WRITTEN REQUEST :: Print the entries below word for word; the pictures stay out of your copy.

INPUT ::
>>

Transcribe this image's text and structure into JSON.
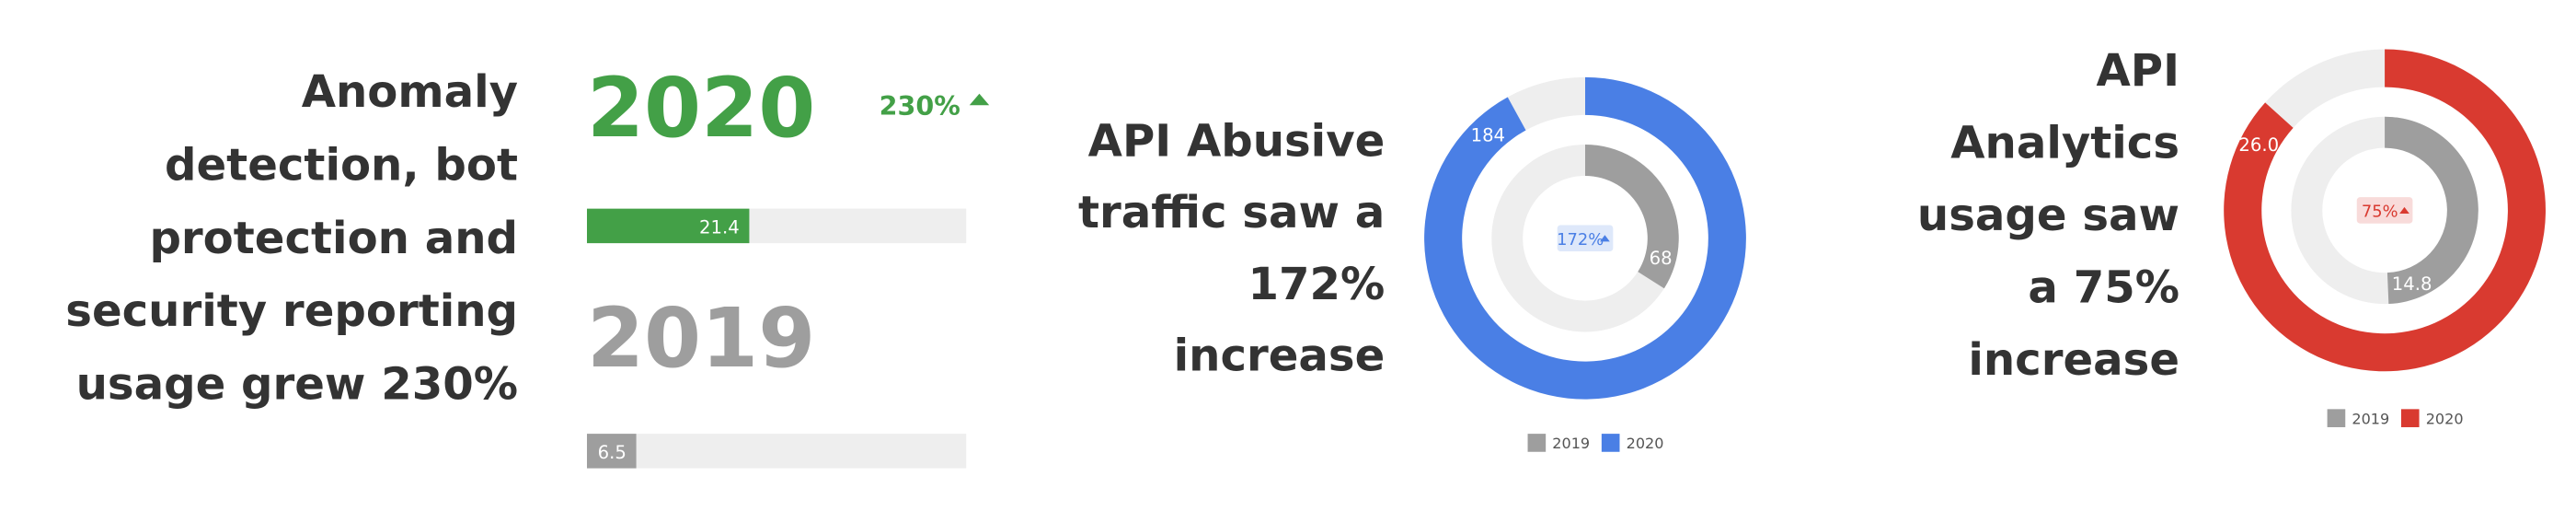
{
  "chart_data": [
    {
      "type": "bar",
      "description": [
        "Anomaly",
        "detection, bot",
        "protection and",
        "security reporting",
        "usage grew 230%"
      ],
      "categories": [
        "2020",
        "2019"
      ],
      "values": [
        21.4,
        6.5
      ],
      "colors": [
        "#43a047",
        "#9e9e9e"
      ],
      "change": "230%",
      "xlim": [
        0,
        50
      ]
    },
    {
      "type": "donut",
      "description": [
        "API Abusive",
        "traffic saw a",
        "172%",
        "increase"
      ],
      "change": "172%",
      "ylim": [
        0,
        200
      ],
      "series": [
        {
          "name": "2019",
          "color": "#9e9e9e",
          "values": [
            68
          ]
        },
        {
          "name": "2020",
          "color": "#4a7fe5",
          "values": [
            184
          ]
        }
      ]
    },
    {
      "type": "donut",
      "description": [
        "API",
        "Analytics",
        "usage saw",
        "a 75%",
        "increase"
      ],
      "change": "75%",
      "ylim": [
        0,
        30
      ],
      "series": [
        {
          "name": "2019",
          "color": "#9e9e9e",
          "values": [
            14.8
          ]
        },
        {
          "name": "2020",
          "color": "#d93a30",
          "values": [
            26.0
          ],
          "value_labels": [
            "26.0"
          ]
        }
      ]
    }
  ]
}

<<

WRITTEN REPLY ::
Transcribe this image's text and structure into JSON.
{
  "chart_data": [
    {
      "type": "bar",
      "description": [
        "Anomaly",
        "detection, bot",
        "protection and",
        "security reporting",
        "usage grew 230%"
      ],
      "categories": [
        "2020",
        "2019"
      ],
      "values": [
        21.4,
        6.5
      ],
      "colors": [
        "#43a047",
        "#9e9e9e"
      ],
      "change": "230%",
      "xlim": [
        0,
        50
      ]
    },
    {
      "type": "donut",
      "description": [
        "API Abusive",
        "traffic saw a",
        "172%",
        "increase"
      ],
      "change": "172%",
      "ylim": [
        0,
        200
      ],
      "series": [
        {
          "name": "2019",
          "color": "#9e9e9e",
          "values": [
            68
          ]
        },
        {
          "name": "2020",
          "color": "#4a7fe5",
          "values": [
            184
          ]
        }
      ]
    },
    {
      "type": "donut",
      "description": [
        "API",
        "Analytics",
        "usage saw",
        "a 75%",
        "increase"
      ],
      "change": "75%",
      "ylim": [
        0,
        30
      ],
      "series": [
        {
          "name": "2019",
          "color": "#9e9e9e",
          "values": [
            14.8
          ]
        },
        {
          "name": "2020",
          "color": "#d93a30",
          "values": [
            26.0
          ],
          "value_labels": [
            "26.0"
          ]
        }
      ]
    }
  ]
}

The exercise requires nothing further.